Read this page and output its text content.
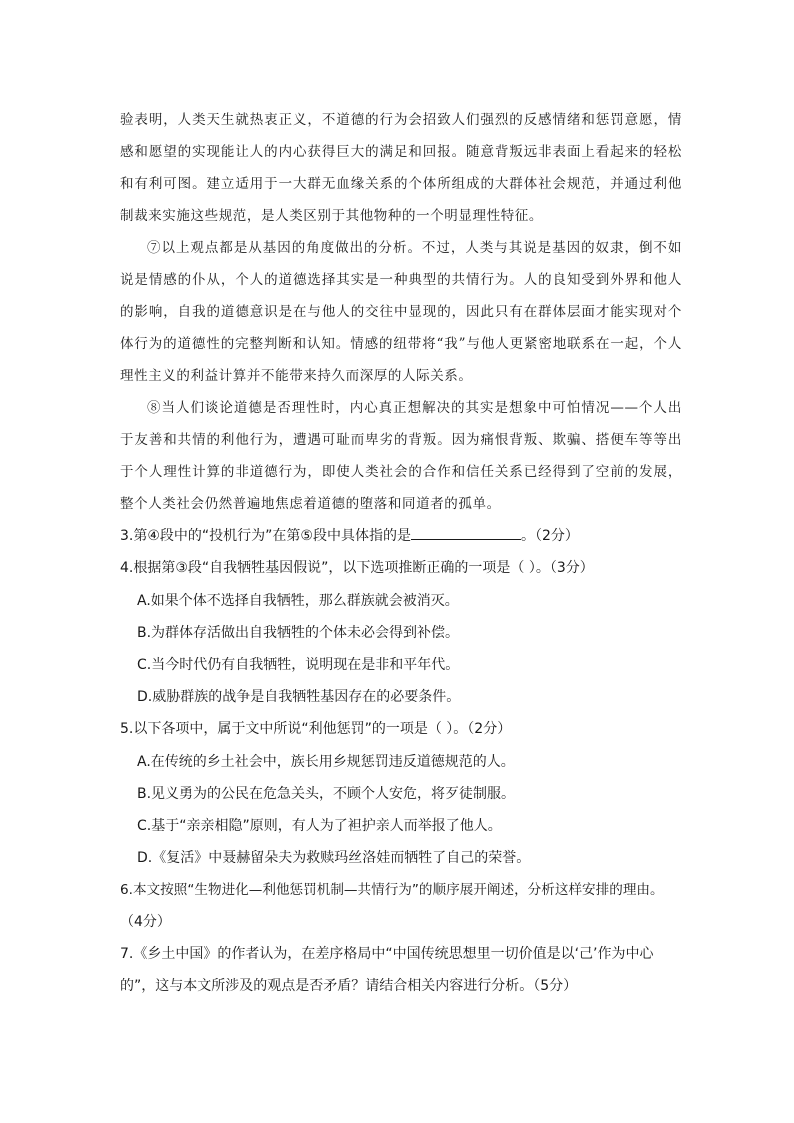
验表明，人类天生就热衷正义，不道德的行为会招致人们强烈的反感情绪和惩罚意愿，情感和愿望的实现能让人的内心获得巨大的满足和回报。随意背叛远非表面上看起来的轻松和有利可图。建立适用于一大群无血缘关系的个体所组成的大群体社会规范，并通过利他制裁来实施这些规范，是人类区别于其他物种的一个明显理性特征。

⑦以上观点都是从基因的角度做出的分析。不过，人类与其说是基因的奴隶，倒不如说是情感的仆从，个人的道德选择其实是一种典型的共情行为。人的良知受到外界和他人的影响，自我的道德意识是在与他人的交往中显现的，因此只有在群体层面才能实现对个体行为的道德性的完整判断和认知。情感的纽带将“我”与他人更紧密地联系在一起，个人理性主义的利益计算并不能带来持久而深厚的人际关系。

⑧当人们谈论道德是否理性时，内心真正想解决的其实是想象中可怕情况——个人出于友善和共情的利他行为，遭遇可耻而卑劣的背叛。因为痛恨背叛、欺骗、搭便车等等出于个人理性计算的非道德行为，即使人类社会的合作和信任关系已经得到了空前的发展，整个人类社会仍然普遍地焦虑着道德的堕落和同道者的孤单。

3.第④段中的“投机行为”在第⑤段中具体指的是	。（2分）

4.根据第③段“自我牺牲基因假说”，以下选项推断正确的一项是（ ）。（3分）

A.如果个体不选择自我牺牲，那么群族就会被消灭。

B.为群体存活做出自我牺牲的个体未必会得到补偿。

C.当今时代仍有自我牺牲，说明现在是非和平年代。

D.威胁群族的战争是自我牺牲基因存在的必要条件。

5.以下各项中，属于文中所说“利他惩罚”的一项是（ ）。（2分）

A.在传统的乡土社会中，族长用乡规惩罚违反道德规范的人。

B.见义勇为的公民在危急关头，不顾个人安危，将歹徒制服。

C.基于“亲亲相隐”原则，有人为了袒护亲人而举报了他人。

D.《复活》中聂赫留朵夫为救赎玛丝洛娃而牺牲了自己的荣誉。

6.本文按照“生物进化—利他惩罚机制—共情行为”的顺序展开阐述，分析这样安排的理由。

（4分）

7.《乡土中国》的作者认为，在差序格局中“中国传统思想里一切价值是以‘己’作为中心

的”，这与本文所涉及的观点是否矛盾？请结合相关内容进行分析。（5分）
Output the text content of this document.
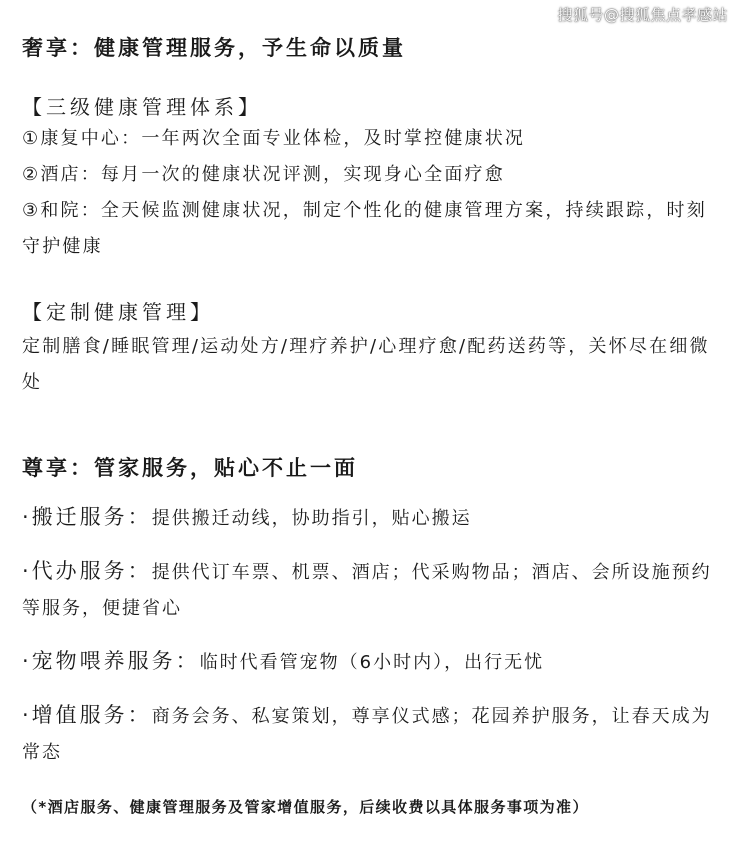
搜狐号@搜狐焦点孝感站
奢享：健康管理服务，予生命以质量
【三级健康管理体系】
①康复中心：一年两次全面专业体检，及时掌控健康状况
②酒店：每月一次的健康状况评测，实现身心全面疗愈
③和院：全天候监测健康状况，制定个性化的健康管理方案，持续跟踪，时刻守护健康
【定制健康管理】
定制膳食/睡眠管理/运动处方/理疗养护/心理疗愈/配药送药等，关怀尽在细微处
尊享：管家服务，贴心不止一面
·搬迁服务：提供搬迁动线，协助指引，贴心搬运
·代办服务：提供代订车票、机票、酒店；代采购物品；酒店、会所设施预约等服务，便捷省心
·宠物喂养服务：临时代看管宠物（6小时内），出行无忧
·增值服务：商务会务、私宴策划，尊享仪式感；花园养护服务，让春天成为常态
（*酒店服务、健康管理服务及管家增值服务，后续收费以具体服务事项为准）
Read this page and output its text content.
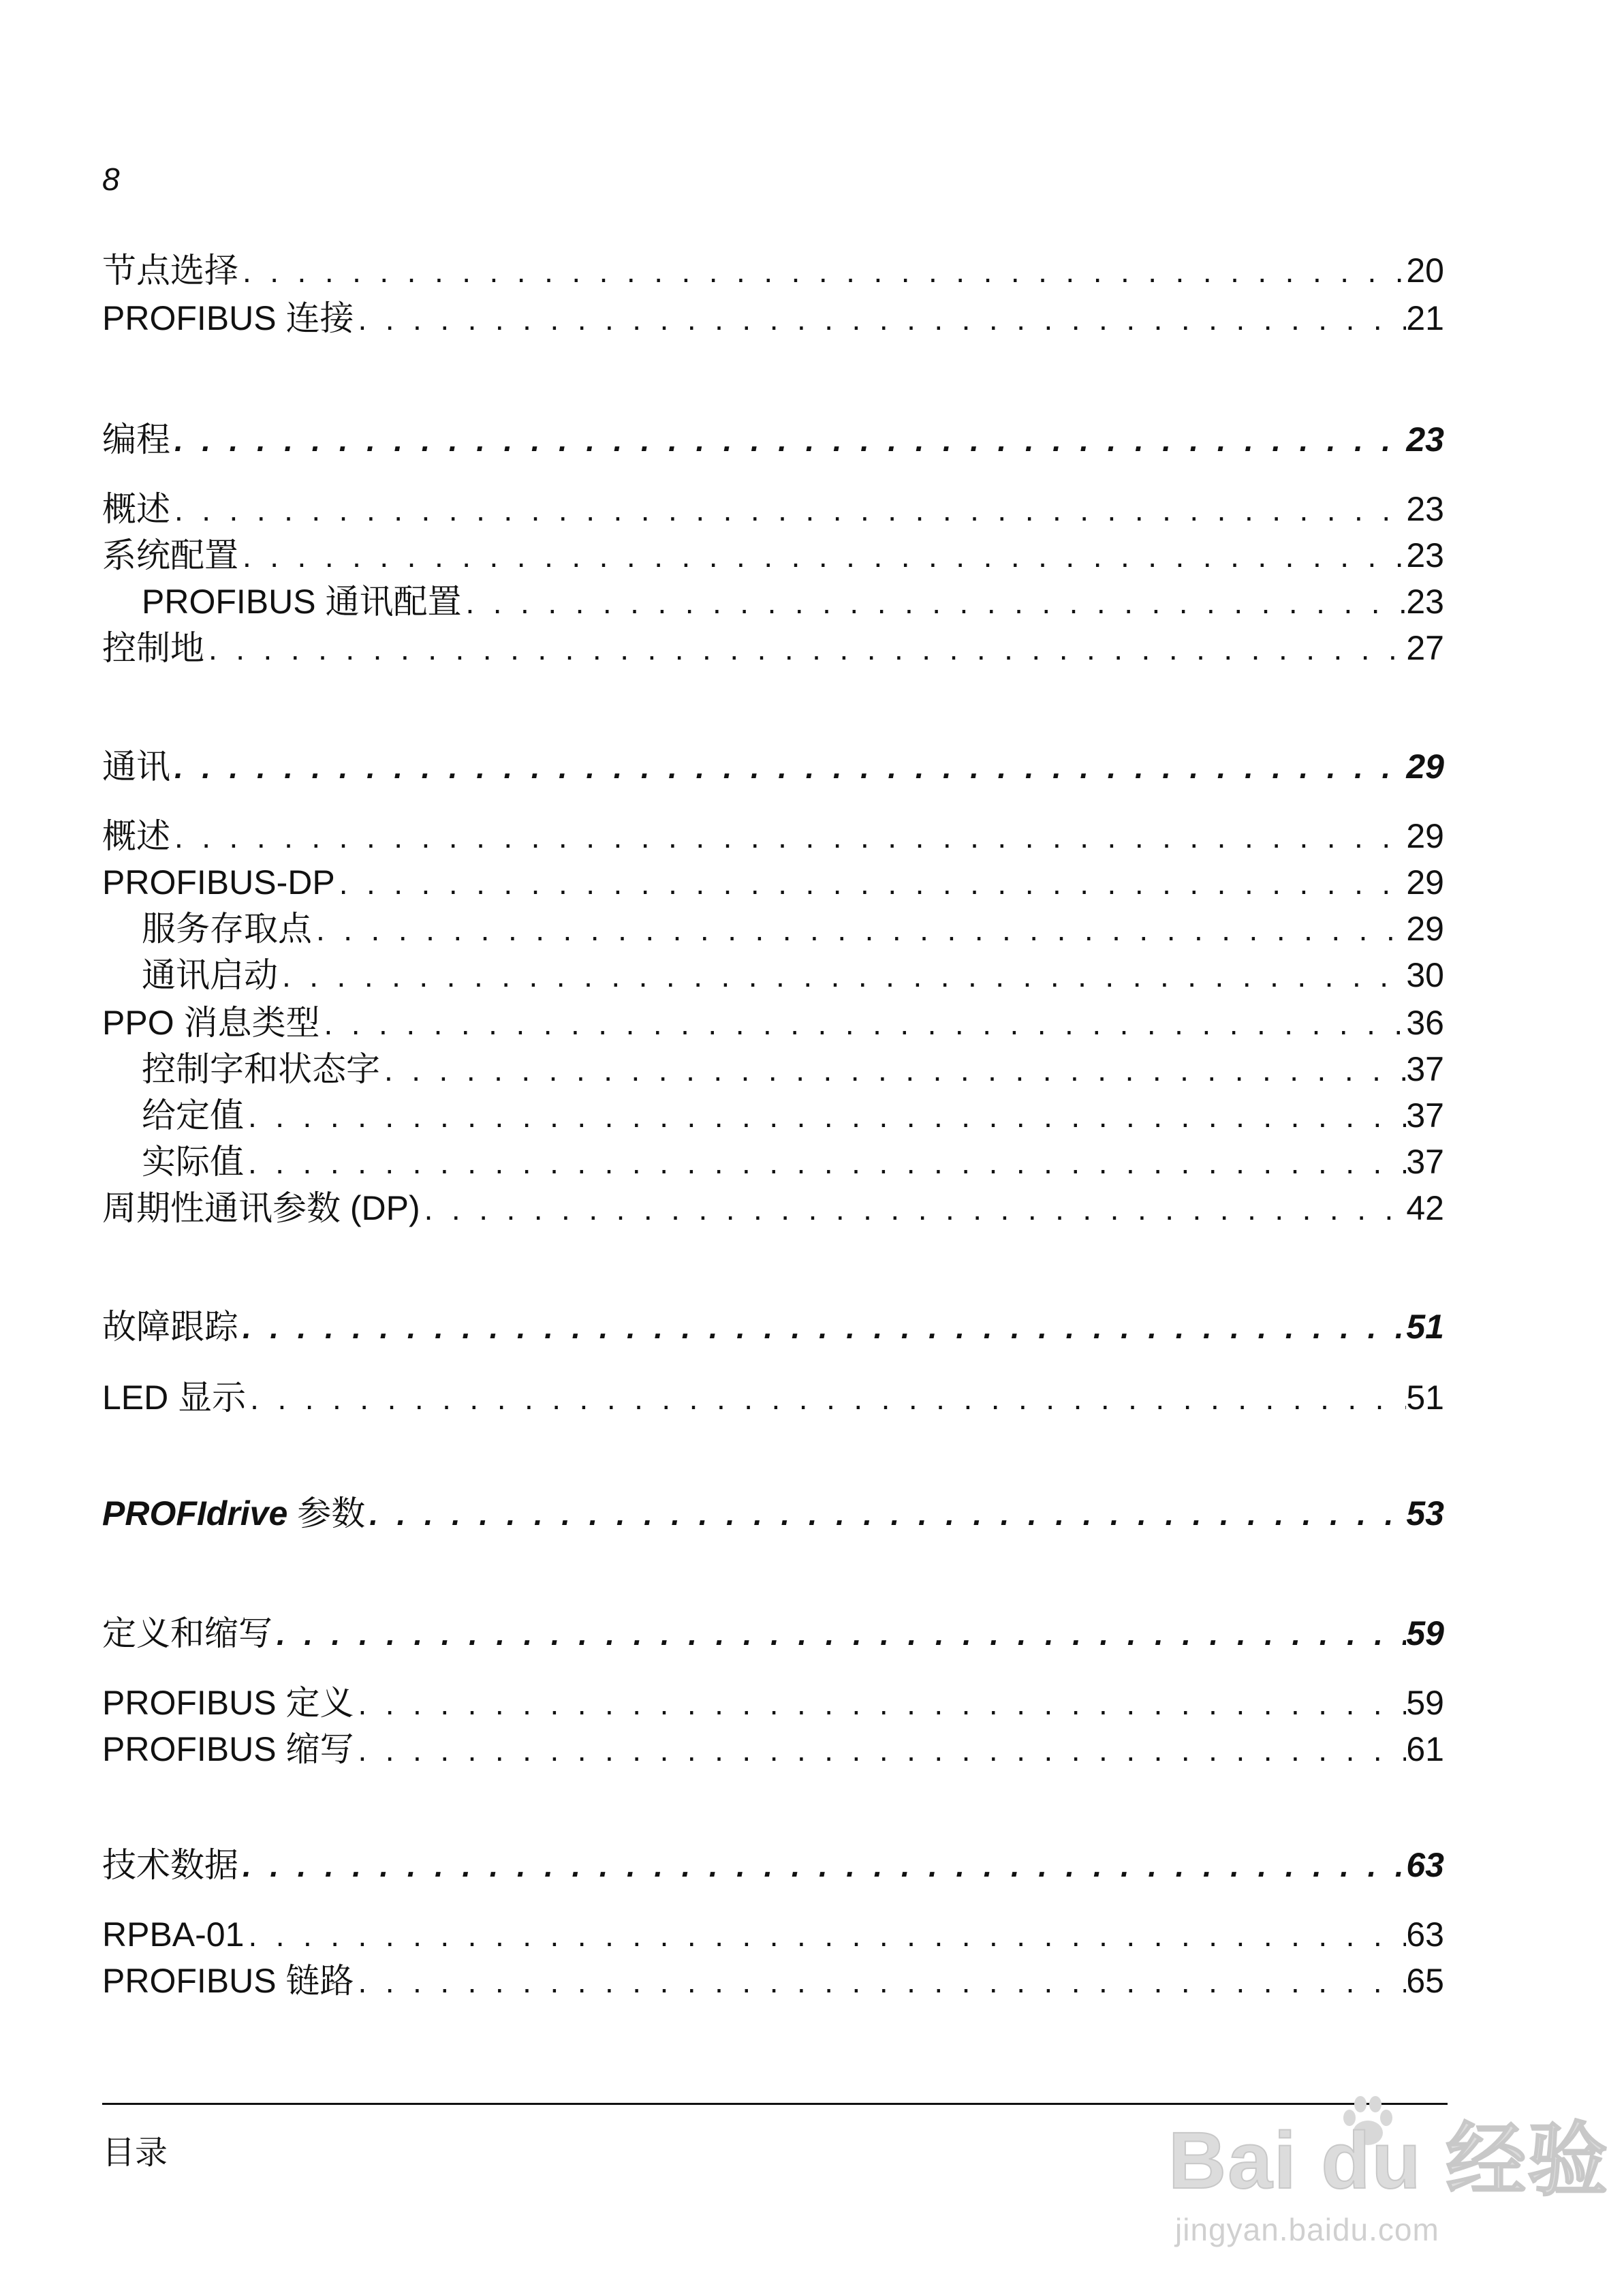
8
节点选择 . . .	20
PROFIBUS 连接 . . .	21
编程 . . .	23
概述 . . .	23
系统配置 . . .	23
PROFIBUS 通讯配置 . . .	23
控制地 . . .	27
通讯 . . .	29
概述 . . .	29
PROFIBUS-DP . . .	29
服务存取点 . . .	29
通讯启动 . . .	30
PPO 消息类型 . . .	36
控制字和状态字 . . .	37
给定值 . . .	37
实际值 . . .	37
周期性通讯参数 (DP) . . .	42
故障跟踪 . . .	51
LED 显示 . . .	51
PROFIdrive 参数 . . .	53
定义和缩写 . . .	59
PROFIBUS 定义 . . .	59
PROFIBUS 缩写 . . .	61
技术数据 . . .	63
RPBA-01 . . .	63
PROFIBUS 链路 . . .	65
目录	Bai du 经验
jingyan.baidu.com
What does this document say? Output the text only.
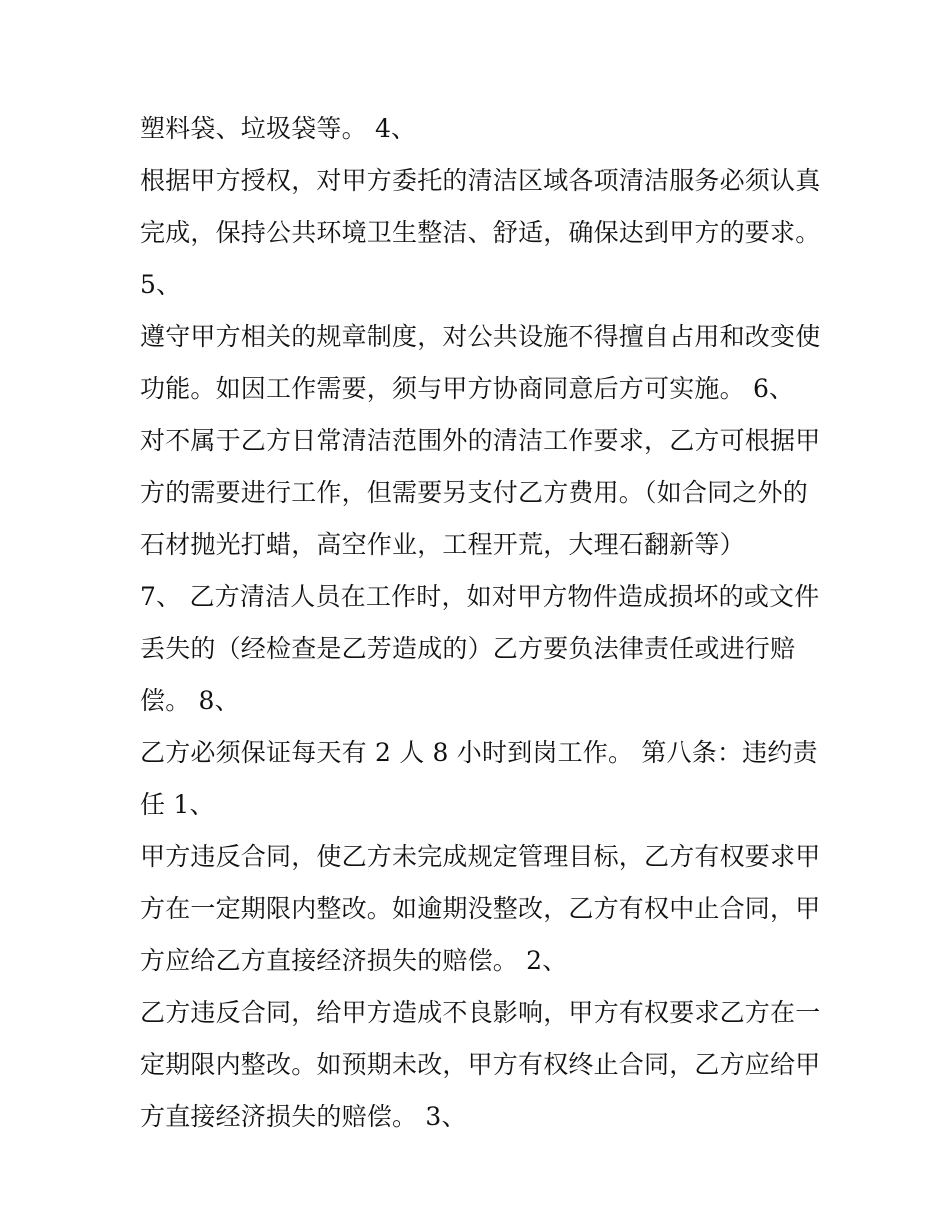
塑料袋、垃圾袋等。 4、
根据甲方授权，对甲方委托的清洁区域各项清洁服务必须认真
完成，保持公共环境卫生整洁、舒适，确保达到甲方的要求。
5、
遵守甲方相关的规章制度，对公共设施不得擅自占用和改变使
功能。如因工作需要，须与甲方协商同意后方可实施。 6、
对不属于乙方日常清洁范围外的清洁工作要求，乙方可根据甲
方的需要进行工作，但需要另支付乙方费用。（如合同之外的
石材抛光打蜡，高空作业，工程开荒，大理石翻新等）
7、 乙方清洁人员在工作时，如对甲方物件造成损坏的或文件
丢失的（经检查是乙芳造成的）乙方要负法律责任或进行赔
偿。 8、
乙方必须保证每天有 2 人 8 小时到岗工作。 第八条：违约责
任 1、
甲方违反合同，使乙方未完成规定管理目标，乙方有权要求甲
方在一定期限内整改。如逾期没整改，乙方有权中止合同，甲
方应给乙方直接经济损失的赔偿。 2、
乙方违反合同，给甲方造成不良影响，甲方有权要求乙方在一
定期限内整改。如预期未改，甲方有权终止合同，乙方应给甲
方直接经济损失的赔偿。 3、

***

■ **PROMPT**: Copy each line of the records precisely and drop any images they hold.

■ **SOLUTION TO THIS PROBLEM**:
Read this page and output its text content.
验表明，人类天生就热衷正义，不道德的行为会招致人们强烈的反感情绪和惩罚意愿，情感和愿望的实现能让人的内心获得巨大的满足和回报。随意背叛远非表面上看起来的轻松和有利可图。建立适用于一大群无血缘关系的个体所组成的大群体社会规范，并通过利他制裁来实施这些规范，是人类区别于其他物种的一个明显理性特征。

⑦以上观点都是从基因的角度做出的分析。不过，人类与其说是基因的奴隶，倒不如说是情感的仆从，个人的道德选择其实是一种典型的共情行为。人的良知受到外界和他人的影响，自我的道德意识是在与他人的交往中显现的，因此只有在群体层面才能实现对个体行为的道德性的完整判断和认知。情感的纽带将“我”与他人更紧密地联系在一起，个人理性主义的利益计算并不能带来持久而深厚的人际关系。

⑧当人们谈论道德是否理性时，内心真正想解决的其实是想象中可怕情况——个人出于友善和共情的利他行为，遭遇可耻而卑劣的背叛。因为痛恨背叛、欺骗、搭便车等等出于个人理性计算的非道德行为，即使人类社会的合作和信任关系已经得到了空前的发展，整个人类社会仍然普遍地焦虑着道德的堕落和同道者的孤单。

3.第④段中的“投机行为”在第⑤段中具体指的是	。（2分）

4.根据第③段“自我牺牲基因假说”，以下选项推断正确的一项是（ ）。（3分）

A.如果个体不选择自我牺牲，那么群族就会被消灭。

B.为群体存活做出自我牺牲的个体未必会得到补偿。

C.当今时代仍有自我牺牲，说明现在是非和平年代。

D.威胁群族的战争是自我牺牲基因存在的必要条件。

5.以下各项中，属于文中所说“利他惩罚”的一项是（ ）。（2分）

A.在传统的乡土社会中，族长用乡规惩罚违反道德规范的人。

B.见义勇为的公民在危急关头，不顾个人安危，将歹徒制服。

C.基于“亲亲相隐”原则，有人为了袒护亲人而举报了他人。

D.《复活》中聂赫留朵夫为救赎玛丝洛娃而牺牲了自己的荣誉。

6.本文按照“生物进化—利他惩罚机制—共情行为”的顺序展开阐述，分析这样安排的理由。

（4分）

7.《乡土中国》的作者认为，在差序格局中“中国传统思想里一切价值是以‘己’作为中心

的”，这与本文所涉及的观点是否矛盾？请结合相关内容进行分析。（5分）
Output the text content of this document.
搜狐号@搜狐焦点孝感站
奢享：健康管理服务，予生命以质量
【三级健康管理体系】
①康复中心：一年两次全面专业体检，及时掌控健康状况
②酒店：每月一次的健康状况评测，实现身心全面疗愈
③和院：全天候监测健康状况，制定个性化的健康管理方案，持续跟踪，时刻守护健康
【定制健康管理】
定制膳食/睡眠管理/运动处方/理疗养护/心理疗愈/配药送药等，关怀尽在细微处
尊享：管家服务，贴心不止一面
·搬迁服务：提供搬迁动线，协助指引，贴心搬运
·代办服务：提供代订车票、机票、酒店；代采购物品；酒店、会所设施预约等服务，便捷省心
·宠物喂养服务：临时代看管宠物（6小时内），出行无忧
·增值服务：商务会务、私宴策划，尊享仪式感；花园养护服务，让春天成为常态
（*酒店服务、健康管理服务及管家增值服务，后续收费以具体服务事项为准）
Read this page and output its text content.
8
节点选择 . . .	20
PROFIBUS 连接 . . .	21
编程 . . .	23
概述 . . .	23
系统配置 . . .	23
PROFIBUS 通讯配置 . . .	23
控制地 . . .	27
通讯 . . .	29
概述 . . .	29
PROFIBUS-DP . . .	29
服务存取点 . . .	29
通讯启动 . . .	30
PPO 消息类型 . . .	36
控制字和状态字 . . .	37
给定值 . . .	37
实际值 . . .	37
周期性通讯参数 (DP) . . .	42
故障跟踪 . . .	51
LED 显示 . . .	51
PROFIdrive 参数 . . .	53
定义和缩写 . . .	59
PROFIBUS 定义 . . .	59
PROFIBUS 缩写 . . .	61
技术数据 . . .	63
RPBA-01 . . .	63
PROFIBUS 链路 . . .	65
目录	Bai du 经验
jingyan.baidu.com
What does this document say? Output the text only.
塑料袋、垃圾袋等。 4、
根据甲方授权，对甲方委托的清洁区域各项清洁服务必须认真
完成，保持公共环境卫生整洁、舒适，确保达到甲方的要求。
5、
遵守甲方相关的规章制度，对公共设施不得擅自占用和改变使
功能。如因工作需要，须与甲方协商同意后方可实施。 6、
对不属于乙方日常清洁范围外的清洁工作要求，乙方可根据甲
方的需要进行工作，但需要另支付乙方费用。（如合同之外的
石材抛光打蜡，高空作业，工程开荒，大理石翻新等）
7、 乙方清洁人员在工作时，如对甲方物件造成损坏的或文件
丢失的（经检查是乙芳造成的）乙方要负法律责任或进行赔
偿。 8、
乙方必须保证每天有 2 人 8 小时到岗工作。 第八条：违约责
任 1、
甲方违反合同，使乙方未完成规定管理目标，乙方有权要求甲
方在一定期限内整改。如逾期没整改，乙方有权中止合同，甲
方应给乙方直接经济损失的赔偿。 2、
乙方违反合同，给甲方造成不良影响，甲方有权要求乙方在一
定期限内整改。如预期未改，甲方有权终止合同，乙方应给甲
方直接经济损失的赔偿。 3、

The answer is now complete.